**Task requirements**
Please work out how many lines in the material contain "CEIC" and give only that figure.

******

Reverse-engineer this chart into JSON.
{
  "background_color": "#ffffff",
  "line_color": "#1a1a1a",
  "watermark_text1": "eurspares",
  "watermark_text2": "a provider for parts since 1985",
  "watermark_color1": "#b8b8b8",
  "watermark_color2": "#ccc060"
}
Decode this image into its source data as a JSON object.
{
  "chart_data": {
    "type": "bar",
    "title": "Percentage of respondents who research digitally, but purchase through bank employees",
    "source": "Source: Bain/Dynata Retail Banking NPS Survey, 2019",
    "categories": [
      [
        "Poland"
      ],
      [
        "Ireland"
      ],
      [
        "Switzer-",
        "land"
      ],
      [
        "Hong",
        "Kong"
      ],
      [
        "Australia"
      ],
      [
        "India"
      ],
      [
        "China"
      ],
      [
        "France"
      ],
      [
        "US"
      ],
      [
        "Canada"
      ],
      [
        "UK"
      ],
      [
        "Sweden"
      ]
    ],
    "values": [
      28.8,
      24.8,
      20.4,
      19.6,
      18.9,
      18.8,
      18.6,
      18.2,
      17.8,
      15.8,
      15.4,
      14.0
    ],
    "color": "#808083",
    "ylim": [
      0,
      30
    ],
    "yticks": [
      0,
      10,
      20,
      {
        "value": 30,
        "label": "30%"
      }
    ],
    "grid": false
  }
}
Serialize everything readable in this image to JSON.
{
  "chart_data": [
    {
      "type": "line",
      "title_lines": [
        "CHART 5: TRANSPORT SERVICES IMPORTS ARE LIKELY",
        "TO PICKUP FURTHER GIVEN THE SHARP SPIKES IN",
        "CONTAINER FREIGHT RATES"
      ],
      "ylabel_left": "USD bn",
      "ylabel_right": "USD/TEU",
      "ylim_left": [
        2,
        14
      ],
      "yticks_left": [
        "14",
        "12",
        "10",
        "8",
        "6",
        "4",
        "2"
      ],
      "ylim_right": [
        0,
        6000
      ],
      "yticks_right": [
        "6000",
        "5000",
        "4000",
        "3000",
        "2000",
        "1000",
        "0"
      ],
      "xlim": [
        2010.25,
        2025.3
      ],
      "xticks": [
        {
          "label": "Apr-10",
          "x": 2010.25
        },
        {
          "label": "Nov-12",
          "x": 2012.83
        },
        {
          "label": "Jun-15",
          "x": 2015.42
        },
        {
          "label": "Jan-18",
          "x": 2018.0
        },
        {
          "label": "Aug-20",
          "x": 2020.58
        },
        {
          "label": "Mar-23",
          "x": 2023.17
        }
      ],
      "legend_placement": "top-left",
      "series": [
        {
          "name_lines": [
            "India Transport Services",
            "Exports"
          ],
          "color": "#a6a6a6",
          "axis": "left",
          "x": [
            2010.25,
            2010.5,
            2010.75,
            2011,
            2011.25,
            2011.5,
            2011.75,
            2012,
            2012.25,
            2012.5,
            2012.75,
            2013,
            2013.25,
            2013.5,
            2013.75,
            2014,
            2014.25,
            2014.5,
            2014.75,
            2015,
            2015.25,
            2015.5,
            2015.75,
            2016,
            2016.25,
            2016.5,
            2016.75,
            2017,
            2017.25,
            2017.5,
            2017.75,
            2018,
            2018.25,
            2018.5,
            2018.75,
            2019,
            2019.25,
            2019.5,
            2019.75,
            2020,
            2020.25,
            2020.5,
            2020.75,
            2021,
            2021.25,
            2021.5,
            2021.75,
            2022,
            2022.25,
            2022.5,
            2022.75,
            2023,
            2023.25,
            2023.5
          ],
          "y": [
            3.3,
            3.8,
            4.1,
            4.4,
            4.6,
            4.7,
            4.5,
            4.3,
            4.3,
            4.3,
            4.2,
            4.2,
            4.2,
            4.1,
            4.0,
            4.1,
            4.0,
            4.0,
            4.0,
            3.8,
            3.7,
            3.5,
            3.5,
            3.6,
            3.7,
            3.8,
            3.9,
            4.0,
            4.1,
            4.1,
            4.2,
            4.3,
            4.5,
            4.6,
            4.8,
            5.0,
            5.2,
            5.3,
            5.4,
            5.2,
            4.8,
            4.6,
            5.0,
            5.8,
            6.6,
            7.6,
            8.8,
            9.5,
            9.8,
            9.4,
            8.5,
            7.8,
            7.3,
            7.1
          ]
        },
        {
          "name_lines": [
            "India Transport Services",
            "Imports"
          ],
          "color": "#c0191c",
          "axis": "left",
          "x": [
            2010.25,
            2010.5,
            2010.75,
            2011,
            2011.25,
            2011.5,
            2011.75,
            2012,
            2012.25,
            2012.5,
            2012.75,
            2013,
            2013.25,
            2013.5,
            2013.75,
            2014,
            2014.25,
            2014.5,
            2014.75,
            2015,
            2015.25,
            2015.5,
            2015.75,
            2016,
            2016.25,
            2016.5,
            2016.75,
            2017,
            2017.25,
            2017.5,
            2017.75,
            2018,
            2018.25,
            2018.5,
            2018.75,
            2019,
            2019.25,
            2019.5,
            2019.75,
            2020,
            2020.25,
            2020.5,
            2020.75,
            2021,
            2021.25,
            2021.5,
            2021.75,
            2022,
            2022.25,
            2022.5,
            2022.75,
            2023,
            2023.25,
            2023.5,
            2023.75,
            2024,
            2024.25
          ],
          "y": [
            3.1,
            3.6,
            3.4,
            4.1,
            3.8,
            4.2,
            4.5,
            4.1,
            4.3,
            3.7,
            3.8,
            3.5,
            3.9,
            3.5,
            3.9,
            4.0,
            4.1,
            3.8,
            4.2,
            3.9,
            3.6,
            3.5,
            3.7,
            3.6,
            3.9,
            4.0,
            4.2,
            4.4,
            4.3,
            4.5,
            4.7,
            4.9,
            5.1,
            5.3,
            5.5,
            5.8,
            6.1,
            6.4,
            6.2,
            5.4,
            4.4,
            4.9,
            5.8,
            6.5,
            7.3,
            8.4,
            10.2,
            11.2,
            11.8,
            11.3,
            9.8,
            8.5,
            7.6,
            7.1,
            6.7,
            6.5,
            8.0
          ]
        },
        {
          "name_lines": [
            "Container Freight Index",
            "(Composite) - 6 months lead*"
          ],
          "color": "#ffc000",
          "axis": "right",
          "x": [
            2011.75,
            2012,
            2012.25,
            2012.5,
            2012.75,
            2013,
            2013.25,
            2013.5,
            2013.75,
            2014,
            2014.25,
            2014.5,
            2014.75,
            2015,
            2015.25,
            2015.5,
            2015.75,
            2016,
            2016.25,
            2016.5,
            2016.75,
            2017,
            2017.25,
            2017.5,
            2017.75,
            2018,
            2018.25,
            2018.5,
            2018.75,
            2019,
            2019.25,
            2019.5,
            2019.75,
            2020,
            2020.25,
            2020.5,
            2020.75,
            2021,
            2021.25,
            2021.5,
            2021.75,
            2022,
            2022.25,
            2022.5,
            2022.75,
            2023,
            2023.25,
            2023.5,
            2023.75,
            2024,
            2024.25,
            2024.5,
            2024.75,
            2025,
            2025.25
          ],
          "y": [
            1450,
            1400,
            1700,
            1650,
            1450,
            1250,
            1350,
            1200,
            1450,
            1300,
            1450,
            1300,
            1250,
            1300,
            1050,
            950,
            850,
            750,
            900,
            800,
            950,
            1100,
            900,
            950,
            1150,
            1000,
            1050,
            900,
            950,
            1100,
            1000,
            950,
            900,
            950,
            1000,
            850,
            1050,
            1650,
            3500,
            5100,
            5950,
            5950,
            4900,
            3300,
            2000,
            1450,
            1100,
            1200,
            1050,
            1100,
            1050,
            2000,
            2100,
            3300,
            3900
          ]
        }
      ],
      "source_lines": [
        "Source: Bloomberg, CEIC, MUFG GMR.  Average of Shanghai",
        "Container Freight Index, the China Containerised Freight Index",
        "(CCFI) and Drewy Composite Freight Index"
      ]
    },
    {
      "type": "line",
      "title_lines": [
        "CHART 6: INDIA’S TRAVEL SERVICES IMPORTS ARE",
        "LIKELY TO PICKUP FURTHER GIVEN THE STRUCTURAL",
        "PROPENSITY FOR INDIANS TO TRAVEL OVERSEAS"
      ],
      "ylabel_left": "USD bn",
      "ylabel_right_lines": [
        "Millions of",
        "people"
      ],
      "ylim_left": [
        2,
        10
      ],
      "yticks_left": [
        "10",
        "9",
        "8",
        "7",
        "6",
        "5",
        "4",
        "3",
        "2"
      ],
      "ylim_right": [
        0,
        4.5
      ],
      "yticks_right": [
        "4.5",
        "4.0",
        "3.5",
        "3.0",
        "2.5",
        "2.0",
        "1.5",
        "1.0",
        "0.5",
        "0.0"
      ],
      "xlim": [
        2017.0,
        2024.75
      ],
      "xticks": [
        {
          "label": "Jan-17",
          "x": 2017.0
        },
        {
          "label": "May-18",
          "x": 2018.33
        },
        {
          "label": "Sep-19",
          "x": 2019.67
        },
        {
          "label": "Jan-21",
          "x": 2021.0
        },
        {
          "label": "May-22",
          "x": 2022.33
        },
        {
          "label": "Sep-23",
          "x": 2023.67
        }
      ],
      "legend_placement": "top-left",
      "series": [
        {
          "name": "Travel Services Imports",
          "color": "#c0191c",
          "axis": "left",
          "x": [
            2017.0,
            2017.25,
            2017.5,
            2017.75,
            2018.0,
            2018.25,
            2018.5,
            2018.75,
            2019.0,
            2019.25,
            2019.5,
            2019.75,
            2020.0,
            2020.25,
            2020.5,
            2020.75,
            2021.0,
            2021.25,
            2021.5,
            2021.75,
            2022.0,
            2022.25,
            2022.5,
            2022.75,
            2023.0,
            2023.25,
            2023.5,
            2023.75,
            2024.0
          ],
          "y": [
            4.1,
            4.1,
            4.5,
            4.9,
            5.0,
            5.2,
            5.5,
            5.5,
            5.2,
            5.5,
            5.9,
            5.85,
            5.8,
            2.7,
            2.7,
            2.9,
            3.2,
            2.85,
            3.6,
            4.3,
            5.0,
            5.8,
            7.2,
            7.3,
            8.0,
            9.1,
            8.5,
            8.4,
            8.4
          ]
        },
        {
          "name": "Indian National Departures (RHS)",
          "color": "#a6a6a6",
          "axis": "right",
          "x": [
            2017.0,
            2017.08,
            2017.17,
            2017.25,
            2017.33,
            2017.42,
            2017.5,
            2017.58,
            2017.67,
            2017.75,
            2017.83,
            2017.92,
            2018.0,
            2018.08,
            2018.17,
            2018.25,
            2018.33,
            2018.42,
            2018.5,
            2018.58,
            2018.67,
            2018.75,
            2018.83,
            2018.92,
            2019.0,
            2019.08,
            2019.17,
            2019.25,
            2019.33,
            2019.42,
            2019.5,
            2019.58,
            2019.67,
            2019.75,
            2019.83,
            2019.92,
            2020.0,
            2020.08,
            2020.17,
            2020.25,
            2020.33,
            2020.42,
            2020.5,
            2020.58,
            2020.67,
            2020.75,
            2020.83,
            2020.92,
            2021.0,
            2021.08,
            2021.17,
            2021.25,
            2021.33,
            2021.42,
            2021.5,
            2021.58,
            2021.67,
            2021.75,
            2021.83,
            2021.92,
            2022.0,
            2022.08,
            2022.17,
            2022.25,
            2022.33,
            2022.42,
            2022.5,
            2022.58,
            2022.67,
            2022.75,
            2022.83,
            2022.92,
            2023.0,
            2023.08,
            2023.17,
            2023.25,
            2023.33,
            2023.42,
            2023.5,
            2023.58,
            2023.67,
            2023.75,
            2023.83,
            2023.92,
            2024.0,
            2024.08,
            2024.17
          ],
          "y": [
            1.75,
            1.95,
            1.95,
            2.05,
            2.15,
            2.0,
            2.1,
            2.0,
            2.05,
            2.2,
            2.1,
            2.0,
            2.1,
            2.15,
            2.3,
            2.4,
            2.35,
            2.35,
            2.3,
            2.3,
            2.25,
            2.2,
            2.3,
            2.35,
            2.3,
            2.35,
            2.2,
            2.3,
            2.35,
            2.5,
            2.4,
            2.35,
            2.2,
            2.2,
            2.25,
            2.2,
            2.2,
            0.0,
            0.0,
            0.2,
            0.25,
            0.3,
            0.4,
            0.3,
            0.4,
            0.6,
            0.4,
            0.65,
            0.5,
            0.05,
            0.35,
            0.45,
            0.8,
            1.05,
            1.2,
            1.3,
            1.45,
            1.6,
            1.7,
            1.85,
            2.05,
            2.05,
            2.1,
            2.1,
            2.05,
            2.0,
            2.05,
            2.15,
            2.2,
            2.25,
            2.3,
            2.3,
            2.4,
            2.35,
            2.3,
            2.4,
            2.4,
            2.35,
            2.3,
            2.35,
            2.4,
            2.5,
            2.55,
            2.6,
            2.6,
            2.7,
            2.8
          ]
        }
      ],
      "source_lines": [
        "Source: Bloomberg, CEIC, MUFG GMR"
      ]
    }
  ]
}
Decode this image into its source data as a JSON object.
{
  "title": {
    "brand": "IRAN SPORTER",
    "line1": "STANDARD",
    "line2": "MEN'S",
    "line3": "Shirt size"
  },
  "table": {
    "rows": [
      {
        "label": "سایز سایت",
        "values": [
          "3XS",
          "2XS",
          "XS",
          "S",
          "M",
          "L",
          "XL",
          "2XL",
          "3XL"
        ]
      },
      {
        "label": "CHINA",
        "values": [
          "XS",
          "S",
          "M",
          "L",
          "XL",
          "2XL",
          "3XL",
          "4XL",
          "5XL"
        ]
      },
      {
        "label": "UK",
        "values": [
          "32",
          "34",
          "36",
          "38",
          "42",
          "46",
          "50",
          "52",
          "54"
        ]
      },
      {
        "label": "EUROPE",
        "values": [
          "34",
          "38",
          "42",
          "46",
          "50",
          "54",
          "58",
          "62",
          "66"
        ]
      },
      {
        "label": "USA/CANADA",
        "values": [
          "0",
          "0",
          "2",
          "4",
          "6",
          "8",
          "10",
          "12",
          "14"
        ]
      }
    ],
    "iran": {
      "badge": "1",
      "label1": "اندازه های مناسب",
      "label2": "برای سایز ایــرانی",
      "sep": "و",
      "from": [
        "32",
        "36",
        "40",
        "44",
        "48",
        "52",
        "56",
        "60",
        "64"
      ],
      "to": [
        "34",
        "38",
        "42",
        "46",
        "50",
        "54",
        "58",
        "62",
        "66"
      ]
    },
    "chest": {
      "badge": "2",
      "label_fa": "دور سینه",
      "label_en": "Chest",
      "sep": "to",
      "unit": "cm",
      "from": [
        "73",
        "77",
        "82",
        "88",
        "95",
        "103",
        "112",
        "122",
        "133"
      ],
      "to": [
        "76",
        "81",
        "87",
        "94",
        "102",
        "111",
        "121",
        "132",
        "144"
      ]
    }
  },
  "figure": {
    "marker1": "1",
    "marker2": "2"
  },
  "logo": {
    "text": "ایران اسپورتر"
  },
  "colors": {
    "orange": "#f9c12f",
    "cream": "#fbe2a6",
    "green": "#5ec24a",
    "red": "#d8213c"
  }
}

******

**Exercise solution**
2